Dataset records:

━━━

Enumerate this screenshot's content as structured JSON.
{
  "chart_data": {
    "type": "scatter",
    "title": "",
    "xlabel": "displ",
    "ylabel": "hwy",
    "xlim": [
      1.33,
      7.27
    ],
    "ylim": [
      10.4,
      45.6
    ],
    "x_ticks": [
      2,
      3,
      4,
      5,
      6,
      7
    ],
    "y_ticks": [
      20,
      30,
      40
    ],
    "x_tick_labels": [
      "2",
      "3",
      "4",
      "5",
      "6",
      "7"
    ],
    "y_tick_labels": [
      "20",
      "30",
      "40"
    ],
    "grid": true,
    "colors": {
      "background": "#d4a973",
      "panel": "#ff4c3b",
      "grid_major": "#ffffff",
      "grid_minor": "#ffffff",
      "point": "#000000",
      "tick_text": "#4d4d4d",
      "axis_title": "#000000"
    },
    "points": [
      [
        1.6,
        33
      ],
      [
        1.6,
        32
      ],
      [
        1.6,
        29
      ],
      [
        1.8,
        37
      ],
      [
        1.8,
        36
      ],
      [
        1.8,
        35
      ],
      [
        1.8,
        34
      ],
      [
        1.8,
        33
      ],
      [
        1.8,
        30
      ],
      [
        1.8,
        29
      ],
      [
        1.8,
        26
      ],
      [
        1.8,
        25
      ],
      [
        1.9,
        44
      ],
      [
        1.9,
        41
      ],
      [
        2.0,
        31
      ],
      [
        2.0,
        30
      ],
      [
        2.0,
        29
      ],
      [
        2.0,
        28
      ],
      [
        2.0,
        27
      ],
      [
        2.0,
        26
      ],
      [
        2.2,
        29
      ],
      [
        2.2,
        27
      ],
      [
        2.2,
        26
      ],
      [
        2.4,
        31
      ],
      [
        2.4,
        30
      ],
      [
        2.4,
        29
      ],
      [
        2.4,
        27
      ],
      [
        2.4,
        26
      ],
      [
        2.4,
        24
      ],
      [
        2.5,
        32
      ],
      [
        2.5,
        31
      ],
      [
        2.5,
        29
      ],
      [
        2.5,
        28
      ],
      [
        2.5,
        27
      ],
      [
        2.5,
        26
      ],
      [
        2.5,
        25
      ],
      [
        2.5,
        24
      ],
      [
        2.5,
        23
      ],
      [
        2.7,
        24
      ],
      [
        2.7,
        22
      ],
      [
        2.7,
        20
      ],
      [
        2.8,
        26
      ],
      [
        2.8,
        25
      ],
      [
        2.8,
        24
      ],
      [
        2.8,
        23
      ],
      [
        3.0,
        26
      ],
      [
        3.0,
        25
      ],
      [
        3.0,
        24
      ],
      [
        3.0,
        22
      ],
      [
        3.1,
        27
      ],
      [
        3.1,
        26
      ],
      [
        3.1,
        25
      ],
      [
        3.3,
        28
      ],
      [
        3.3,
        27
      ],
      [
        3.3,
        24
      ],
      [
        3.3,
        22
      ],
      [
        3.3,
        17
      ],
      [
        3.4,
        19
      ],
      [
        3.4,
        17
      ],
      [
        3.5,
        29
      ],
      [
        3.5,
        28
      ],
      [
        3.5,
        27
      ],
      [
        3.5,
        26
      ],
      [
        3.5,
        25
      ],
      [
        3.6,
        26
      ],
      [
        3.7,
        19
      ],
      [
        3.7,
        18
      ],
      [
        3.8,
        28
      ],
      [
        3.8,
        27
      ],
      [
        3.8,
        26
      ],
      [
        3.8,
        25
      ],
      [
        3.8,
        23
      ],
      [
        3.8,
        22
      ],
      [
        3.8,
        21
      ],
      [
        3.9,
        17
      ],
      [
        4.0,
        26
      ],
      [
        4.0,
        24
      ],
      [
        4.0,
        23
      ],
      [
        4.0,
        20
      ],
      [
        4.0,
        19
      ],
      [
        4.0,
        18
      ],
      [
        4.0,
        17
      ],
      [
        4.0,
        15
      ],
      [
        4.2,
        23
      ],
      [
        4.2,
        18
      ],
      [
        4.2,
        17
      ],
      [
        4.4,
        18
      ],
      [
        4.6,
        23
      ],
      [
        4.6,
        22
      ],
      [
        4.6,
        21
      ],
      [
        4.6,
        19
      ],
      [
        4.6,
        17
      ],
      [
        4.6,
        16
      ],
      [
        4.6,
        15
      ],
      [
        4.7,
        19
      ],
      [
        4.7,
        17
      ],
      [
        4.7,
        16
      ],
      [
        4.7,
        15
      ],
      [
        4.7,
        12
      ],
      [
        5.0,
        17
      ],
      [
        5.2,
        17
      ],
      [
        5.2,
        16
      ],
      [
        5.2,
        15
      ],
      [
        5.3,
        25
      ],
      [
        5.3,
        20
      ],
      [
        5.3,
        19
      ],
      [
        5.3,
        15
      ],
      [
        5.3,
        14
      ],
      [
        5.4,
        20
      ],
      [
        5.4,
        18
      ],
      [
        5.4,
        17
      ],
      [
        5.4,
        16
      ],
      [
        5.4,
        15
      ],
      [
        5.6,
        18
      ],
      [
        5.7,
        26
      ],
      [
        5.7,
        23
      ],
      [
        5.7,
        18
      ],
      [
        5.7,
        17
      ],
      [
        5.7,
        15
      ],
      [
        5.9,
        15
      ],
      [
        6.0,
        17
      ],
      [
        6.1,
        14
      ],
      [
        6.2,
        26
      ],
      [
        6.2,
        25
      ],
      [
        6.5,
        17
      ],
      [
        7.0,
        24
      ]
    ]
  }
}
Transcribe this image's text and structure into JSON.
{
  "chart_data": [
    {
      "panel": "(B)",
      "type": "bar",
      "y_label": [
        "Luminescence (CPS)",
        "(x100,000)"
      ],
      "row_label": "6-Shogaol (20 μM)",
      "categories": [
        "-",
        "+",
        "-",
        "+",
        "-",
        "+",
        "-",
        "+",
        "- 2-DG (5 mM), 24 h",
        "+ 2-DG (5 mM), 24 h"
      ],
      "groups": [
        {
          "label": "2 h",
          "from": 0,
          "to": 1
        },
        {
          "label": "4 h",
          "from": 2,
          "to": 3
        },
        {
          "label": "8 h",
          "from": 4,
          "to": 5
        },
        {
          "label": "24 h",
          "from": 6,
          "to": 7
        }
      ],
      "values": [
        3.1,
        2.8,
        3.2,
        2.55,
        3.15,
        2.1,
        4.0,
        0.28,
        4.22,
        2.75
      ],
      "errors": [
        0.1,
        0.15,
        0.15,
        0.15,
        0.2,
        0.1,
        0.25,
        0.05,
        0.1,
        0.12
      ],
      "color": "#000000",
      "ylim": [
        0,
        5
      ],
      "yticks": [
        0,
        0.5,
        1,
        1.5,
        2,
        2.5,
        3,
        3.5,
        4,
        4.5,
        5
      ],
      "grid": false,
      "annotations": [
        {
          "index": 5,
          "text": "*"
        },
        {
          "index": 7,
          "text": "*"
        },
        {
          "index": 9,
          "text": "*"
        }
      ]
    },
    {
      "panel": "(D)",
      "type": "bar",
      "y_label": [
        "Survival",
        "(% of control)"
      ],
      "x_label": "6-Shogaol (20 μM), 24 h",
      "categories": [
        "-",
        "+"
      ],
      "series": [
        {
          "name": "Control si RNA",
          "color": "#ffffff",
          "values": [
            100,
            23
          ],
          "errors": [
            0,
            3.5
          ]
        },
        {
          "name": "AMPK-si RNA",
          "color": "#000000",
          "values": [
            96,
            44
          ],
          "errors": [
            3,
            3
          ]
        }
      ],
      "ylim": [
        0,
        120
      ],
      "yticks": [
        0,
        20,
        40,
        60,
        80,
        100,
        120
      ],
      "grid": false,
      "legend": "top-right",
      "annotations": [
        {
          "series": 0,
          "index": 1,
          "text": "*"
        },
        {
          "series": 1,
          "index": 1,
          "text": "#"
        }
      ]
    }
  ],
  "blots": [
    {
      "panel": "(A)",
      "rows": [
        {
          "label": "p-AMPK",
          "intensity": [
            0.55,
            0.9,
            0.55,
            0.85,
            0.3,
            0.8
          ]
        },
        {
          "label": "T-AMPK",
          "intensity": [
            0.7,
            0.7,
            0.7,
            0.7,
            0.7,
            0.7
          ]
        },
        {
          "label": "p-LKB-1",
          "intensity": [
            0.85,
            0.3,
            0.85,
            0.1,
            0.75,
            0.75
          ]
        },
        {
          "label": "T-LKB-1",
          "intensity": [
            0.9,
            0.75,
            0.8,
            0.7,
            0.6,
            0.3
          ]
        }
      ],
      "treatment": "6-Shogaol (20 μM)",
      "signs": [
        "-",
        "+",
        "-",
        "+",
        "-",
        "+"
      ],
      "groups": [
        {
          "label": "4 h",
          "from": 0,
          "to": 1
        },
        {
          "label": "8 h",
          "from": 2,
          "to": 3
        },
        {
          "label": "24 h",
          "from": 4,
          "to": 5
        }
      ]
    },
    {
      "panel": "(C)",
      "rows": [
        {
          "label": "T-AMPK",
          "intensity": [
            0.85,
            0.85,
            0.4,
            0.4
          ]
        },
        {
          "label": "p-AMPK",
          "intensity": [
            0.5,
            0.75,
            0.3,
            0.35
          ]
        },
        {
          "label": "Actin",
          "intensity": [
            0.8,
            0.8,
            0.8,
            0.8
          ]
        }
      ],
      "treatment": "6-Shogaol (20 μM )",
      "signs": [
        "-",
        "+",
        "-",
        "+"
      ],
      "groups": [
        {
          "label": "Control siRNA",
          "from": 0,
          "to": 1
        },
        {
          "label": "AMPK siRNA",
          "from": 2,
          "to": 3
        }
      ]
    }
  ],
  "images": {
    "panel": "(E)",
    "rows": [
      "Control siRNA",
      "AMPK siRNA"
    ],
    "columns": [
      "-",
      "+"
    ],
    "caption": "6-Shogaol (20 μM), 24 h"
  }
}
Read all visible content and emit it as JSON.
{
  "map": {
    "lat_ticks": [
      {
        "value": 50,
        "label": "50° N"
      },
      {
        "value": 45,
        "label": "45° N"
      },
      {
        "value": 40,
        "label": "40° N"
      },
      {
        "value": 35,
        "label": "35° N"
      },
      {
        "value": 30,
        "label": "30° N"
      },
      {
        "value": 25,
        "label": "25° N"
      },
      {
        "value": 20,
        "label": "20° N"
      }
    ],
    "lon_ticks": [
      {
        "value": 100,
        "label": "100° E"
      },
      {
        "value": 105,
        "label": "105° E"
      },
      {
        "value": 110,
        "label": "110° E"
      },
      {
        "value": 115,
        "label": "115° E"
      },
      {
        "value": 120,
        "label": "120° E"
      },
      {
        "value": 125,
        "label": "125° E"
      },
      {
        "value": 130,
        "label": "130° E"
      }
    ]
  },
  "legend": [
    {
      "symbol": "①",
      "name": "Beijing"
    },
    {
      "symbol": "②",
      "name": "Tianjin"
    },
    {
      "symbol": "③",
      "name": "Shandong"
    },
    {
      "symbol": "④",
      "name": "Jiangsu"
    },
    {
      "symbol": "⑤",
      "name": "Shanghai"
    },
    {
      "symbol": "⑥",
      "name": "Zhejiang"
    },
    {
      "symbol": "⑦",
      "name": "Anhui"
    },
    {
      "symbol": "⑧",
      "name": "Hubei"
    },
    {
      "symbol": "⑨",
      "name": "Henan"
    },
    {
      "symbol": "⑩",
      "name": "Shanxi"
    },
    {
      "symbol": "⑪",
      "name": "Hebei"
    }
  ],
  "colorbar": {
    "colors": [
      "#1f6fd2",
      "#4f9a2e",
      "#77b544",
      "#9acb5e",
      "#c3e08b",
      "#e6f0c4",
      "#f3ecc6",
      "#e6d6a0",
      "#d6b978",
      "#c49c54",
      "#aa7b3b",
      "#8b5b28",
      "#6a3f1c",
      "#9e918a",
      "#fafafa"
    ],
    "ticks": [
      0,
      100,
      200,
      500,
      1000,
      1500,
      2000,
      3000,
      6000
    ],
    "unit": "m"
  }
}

━━━

What is being asked:
Return only those lines of the records that contain the string "ffffff".

Answer for this exercise:
      "grid_major": "#ffffff",
      "grid_minor": "#ffffff",
          "color": "#ffffff",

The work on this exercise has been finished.